== Task directions ==
Exactly repeat the full listing that follows.

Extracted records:
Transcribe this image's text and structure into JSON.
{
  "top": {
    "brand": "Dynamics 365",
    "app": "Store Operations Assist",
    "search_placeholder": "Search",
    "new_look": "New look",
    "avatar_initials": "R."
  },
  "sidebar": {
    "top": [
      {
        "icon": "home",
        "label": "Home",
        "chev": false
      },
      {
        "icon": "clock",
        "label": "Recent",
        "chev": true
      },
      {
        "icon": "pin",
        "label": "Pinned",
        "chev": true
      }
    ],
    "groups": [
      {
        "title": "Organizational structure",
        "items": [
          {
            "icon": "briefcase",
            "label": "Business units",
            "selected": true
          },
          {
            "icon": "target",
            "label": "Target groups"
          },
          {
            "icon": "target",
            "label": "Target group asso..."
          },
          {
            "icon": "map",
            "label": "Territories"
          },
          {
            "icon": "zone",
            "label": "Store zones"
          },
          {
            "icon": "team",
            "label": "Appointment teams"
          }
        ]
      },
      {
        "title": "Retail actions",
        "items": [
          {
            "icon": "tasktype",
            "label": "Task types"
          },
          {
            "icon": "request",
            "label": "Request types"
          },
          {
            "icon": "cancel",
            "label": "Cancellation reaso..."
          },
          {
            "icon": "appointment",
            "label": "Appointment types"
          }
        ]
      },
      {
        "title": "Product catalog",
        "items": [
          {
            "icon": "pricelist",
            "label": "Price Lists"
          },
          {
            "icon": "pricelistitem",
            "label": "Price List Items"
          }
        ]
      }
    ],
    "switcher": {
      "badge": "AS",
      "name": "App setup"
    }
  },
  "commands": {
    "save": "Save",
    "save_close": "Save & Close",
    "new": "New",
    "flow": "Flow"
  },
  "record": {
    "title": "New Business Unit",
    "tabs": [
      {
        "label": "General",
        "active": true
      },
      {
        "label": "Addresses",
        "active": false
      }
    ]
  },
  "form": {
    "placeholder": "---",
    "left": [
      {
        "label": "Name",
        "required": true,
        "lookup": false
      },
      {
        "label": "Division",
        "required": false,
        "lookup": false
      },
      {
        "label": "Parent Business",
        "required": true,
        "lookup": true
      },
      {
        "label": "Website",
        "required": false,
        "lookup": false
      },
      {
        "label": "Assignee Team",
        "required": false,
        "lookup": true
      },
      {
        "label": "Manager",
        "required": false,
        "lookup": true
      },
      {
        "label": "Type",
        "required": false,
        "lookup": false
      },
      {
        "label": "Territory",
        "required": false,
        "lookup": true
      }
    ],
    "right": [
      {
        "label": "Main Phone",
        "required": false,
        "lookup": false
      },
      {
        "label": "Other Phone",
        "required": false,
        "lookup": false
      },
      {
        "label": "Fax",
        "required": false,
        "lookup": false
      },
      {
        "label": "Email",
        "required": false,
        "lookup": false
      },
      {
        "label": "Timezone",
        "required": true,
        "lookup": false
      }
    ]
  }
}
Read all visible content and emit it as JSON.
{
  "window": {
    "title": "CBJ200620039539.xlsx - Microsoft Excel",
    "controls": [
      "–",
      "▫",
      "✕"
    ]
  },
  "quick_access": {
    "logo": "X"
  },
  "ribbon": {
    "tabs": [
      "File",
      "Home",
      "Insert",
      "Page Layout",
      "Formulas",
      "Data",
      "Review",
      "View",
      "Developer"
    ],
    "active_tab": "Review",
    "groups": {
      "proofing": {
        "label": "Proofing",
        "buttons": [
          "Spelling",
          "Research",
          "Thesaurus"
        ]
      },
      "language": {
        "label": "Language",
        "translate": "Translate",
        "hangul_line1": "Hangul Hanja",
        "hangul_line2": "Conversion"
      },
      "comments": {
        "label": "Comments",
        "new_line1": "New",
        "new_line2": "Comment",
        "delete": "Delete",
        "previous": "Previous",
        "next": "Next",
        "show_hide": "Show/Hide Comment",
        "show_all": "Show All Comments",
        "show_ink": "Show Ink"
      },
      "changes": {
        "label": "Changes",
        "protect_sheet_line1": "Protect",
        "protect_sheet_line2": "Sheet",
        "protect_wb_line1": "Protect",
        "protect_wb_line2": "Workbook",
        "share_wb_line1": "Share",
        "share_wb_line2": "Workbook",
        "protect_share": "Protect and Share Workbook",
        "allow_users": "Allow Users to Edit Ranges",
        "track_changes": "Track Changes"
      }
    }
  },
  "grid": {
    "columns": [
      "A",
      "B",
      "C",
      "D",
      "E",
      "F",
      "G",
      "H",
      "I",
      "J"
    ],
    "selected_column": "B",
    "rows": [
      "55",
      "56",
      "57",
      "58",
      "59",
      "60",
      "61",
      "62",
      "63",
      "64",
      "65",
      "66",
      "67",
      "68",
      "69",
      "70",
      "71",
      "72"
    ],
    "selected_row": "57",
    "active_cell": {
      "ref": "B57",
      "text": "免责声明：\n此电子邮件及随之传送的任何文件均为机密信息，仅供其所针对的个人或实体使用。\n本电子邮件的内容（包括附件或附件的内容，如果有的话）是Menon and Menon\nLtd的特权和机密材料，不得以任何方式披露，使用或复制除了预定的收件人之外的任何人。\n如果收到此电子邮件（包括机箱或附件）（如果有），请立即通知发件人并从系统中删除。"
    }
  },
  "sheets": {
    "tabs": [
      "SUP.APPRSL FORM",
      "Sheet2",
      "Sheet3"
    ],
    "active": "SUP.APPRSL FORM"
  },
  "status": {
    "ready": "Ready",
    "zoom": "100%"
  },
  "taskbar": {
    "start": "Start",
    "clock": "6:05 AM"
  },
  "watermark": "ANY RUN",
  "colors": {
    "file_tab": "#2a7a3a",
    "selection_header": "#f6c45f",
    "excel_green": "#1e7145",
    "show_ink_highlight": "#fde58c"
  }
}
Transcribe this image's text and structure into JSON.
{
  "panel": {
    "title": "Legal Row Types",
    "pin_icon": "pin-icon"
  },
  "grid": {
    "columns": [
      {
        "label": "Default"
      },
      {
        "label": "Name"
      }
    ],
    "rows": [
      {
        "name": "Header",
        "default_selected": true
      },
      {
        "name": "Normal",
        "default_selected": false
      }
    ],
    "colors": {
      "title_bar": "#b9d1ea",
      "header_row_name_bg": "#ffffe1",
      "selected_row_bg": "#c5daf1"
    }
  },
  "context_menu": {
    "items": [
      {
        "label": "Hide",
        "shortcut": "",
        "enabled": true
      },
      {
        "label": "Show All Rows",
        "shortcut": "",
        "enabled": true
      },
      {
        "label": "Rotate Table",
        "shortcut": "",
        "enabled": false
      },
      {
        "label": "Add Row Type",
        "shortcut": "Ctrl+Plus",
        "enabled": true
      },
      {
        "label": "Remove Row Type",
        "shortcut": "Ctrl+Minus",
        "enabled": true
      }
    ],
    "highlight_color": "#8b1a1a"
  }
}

== Reply to the exercise ==
Transcribe this image's text and structure into JSON.
{
  "top": {
    "brand": "Dynamics 365",
    "app": "Store Operations Assist",
    "search_placeholder": "Search",
    "new_look": "New look",
    "avatar_initials": "R."
  },
  "sidebar": {
    "top": [
      {
        "icon": "home",
        "label": "Home",
        "chev": false
      },
      {
        "icon": "clock",
        "label": "Recent",
        "chev": true
      },
      {
        "icon": "pin",
        "label": "Pinned",
        "chev": true
      }
    ],
    "groups": [
      {
        "title": "Organizational structure",
        "items": [
          {
            "icon": "briefcase",
            "label": "Business units",
            "selected": true
          },
          {
            "icon": "target",
            "label": "Target groups"
          },
          {
            "icon": "target",
            "label": "Target group asso..."
          },
          {
            "icon": "map",
            "label": "Territories"
          },
          {
            "icon": "zone",
            "label": "Store zones"
          },
          {
            "icon": "team",
            "label": "Appointment teams"
          }
        ]
      },
      {
        "title": "Retail actions",
        "items": [
          {
            "icon": "tasktype",
            "label": "Task types"
          },
          {
            "icon": "request",
            "label": "Request types"
          },
          {
            "icon": "cancel",
            "label": "Cancellation reaso..."
          },
          {
            "icon": "appointment",
            "label": "Appointment types"
          }
        ]
      },
      {
        "title": "Product catalog",
        "items": [
          {
            "icon": "pricelist",
            "label": "Price Lists"
          },
          {
            "icon": "pricelistitem",
            "label": "Price List Items"
          }
        ]
      }
    ],
    "switcher": {
      "badge": "AS",
      "name": "App setup"
    }
  },
  "commands": {
    "save": "Save",
    "save_close": "Save & Close",
    "new": "New",
    "flow": "Flow"
  },
  "record": {
    "title": "New Business Unit",
    "tabs": [
      {
        "label": "General",
        "active": true
      },
      {
        "label": "Addresses",
        "active": false
      }
    ]
  },
  "form": {
    "placeholder": "---",
    "left": [
      {
        "label": "Name",
        "required": true,
        "lookup": false
      },
      {
        "label": "Division",
        "required": false,
        "lookup": false
      },
      {
        "label": "Parent Business",
        "required": true,
        "lookup": true
      },
      {
        "label": "Website",
        "required": false,
        "lookup": false
      },
      {
        "label": "Assignee Team",
        "required": false,
        "lookup": true
      },
      {
        "label": "Manager",
        "required": false,
        "lookup": true
      },
      {
        "label": "Type",
        "required": false,
        "lookup": false
      },
      {
        "label": "Territory",
        "required": false,
        "lookup": true
      }
    ],
    "right": [
      {
        "label": "Main Phone",
        "required": false,
        "lookup": false
      },
      {
        "label": "Other Phone",
        "required": false,
        "lookup": false
      },
      {
        "label": "Fax",
        "required": false,
        "lookup": false
      },
      {
        "label": "Email",
        "required": false,
        "lookup": false
      },
      {
        "label": "Timezone",
        "required": true,
        "lookup": false
      }
    ]
  }
}
Read all visible content and emit it as JSON.
{
  "window": {
    "title": "CBJ200620039539.xlsx - Microsoft Excel",
    "controls": [
      "–",
      "▫",
      "✕"
    ]
  },
  "quick_access": {
    "logo": "X"
  },
  "ribbon": {
    "tabs": [
      "File",
      "Home",
      "Insert",
      "Page Layout",
      "Formulas",
      "Data",
      "Review",
      "View",
      "Developer"
    ],
    "active_tab": "Review",
    "groups": {
      "proofing": {
        "label": "Proofing",
        "buttons": [
          "Spelling",
          "Research",
          "Thesaurus"
        ]
      },
      "language": {
        "label": "Language",
        "translate": "Translate",
        "hangul_line1": "Hangul Hanja",
        "hangul_line2": "Conversion"
      },
      "comments": {
        "label": "Comments",
        "new_line1": "New",
        "new_line2": "Comment",
        "delete": "Delete",
        "previous": "Previous",
        "next": "Next",
        "show_hide": "Show/Hide Comment",
        "show_all": "Show All Comments",
        "show_ink": "Show Ink"
      },
      "changes": {
        "label": "Changes",
        "protect_sheet_line1": "Protect",
        "protect_sheet_line2": "Sheet",
        "protect_wb_line1": "Protect",
        "protect_wb_line2": "Workbook",
        "share_wb_line1": "Share",
        "share_wb_line2": "Workbook",
        "protect_share": "Protect and Share Workbook",
        "allow_users": "Allow Users to Edit Ranges",
        "track_changes": "Track Changes"
      }
    }
  },
  "grid": {
    "columns": [
      "A",
      "B",
      "C",
      "D",
      "E",
      "F",
      "G",
      "H",
      "I",
      "J"
    ],
    "selected_column": "B",
    "rows": [
      "55",
      "56",
      "57",
      "58",
      "59",
      "60",
      "61",
      "62",
      "63",
      "64",
      "65",
      "66",
      "67",
      "68",
      "69",
      "70",
      "71",
      "72"
    ],
    "selected_row": "57",
    "active_cell": {
      "ref": "B57",
      "text": "免责声明：\n此电子邮件及随之传送的任何文件均为机密信息，仅供其所针对的个人或实体使用。\n本电子邮件的内容（包括附件或附件的内容，如果有的话）是Menon and Menon\nLtd的特权和机密材料，不得以任何方式披露，使用或复制除了预定的收件人之外的任何人。\n如果收到此电子邮件（包括机箱或附件）（如果有），请立即通知发件人并从系统中删除。"
    }
  },
  "sheets": {
    "tabs": [
      "SUP.APPRSL FORM",
      "Sheet2",
      "Sheet3"
    ],
    "active": "SUP.APPRSL FORM"
  },
  "status": {
    "ready": "Ready",
    "zoom": "100%"
  },
  "taskbar": {
    "start": "Start",
    "clock": "6:05 AM"
  },
  "watermark": "ANY RUN",
  "colors": {
    "file_tab": "#2a7a3a",
    "selection_header": "#f6c45f",
    "excel_green": "#1e7145",
    "show_ink_highlight": "#fde58c"
  }
}
Transcribe this image's text and structure into JSON.
{
  "panel": {
    "title": "Legal Row Types",
    "pin_icon": "pin-icon"
  },
  "grid": {
    "columns": [
      {
        "label": "Default"
      },
      {
        "label": "Name"
      }
    ],
    "rows": [
      {
        "name": "Header",
        "default_selected": true
      },
      {
        "name": "Normal",
        "default_selected": false
      }
    ],
    "colors": {
      "title_bar": "#b9d1ea",
      "header_row_name_bg": "#ffffe1",
      "selected_row_bg": "#c5daf1"
    }
  },
  "context_menu": {
    "items": [
      {
        "label": "Hide",
        "shortcut": "",
        "enabled": true
      },
      {
        "label": "Show All Rows",
        "shortcut": "",
        "enabled": true
      },
      {
        "label": "Rotate Table",
        "shortcut": "",
        "enabled": false
      },
      {
        "label": "Add Row Type",
        "shortcut": "Ctrl+Plus",
        "enabled": true
      },
      {
        "label": "Remove Row Type",
        "shortcut": "Ctrl+Minus",
        "enabled": true
      }
    ],
    "highlight_color": "#8b1a1a"
  }
}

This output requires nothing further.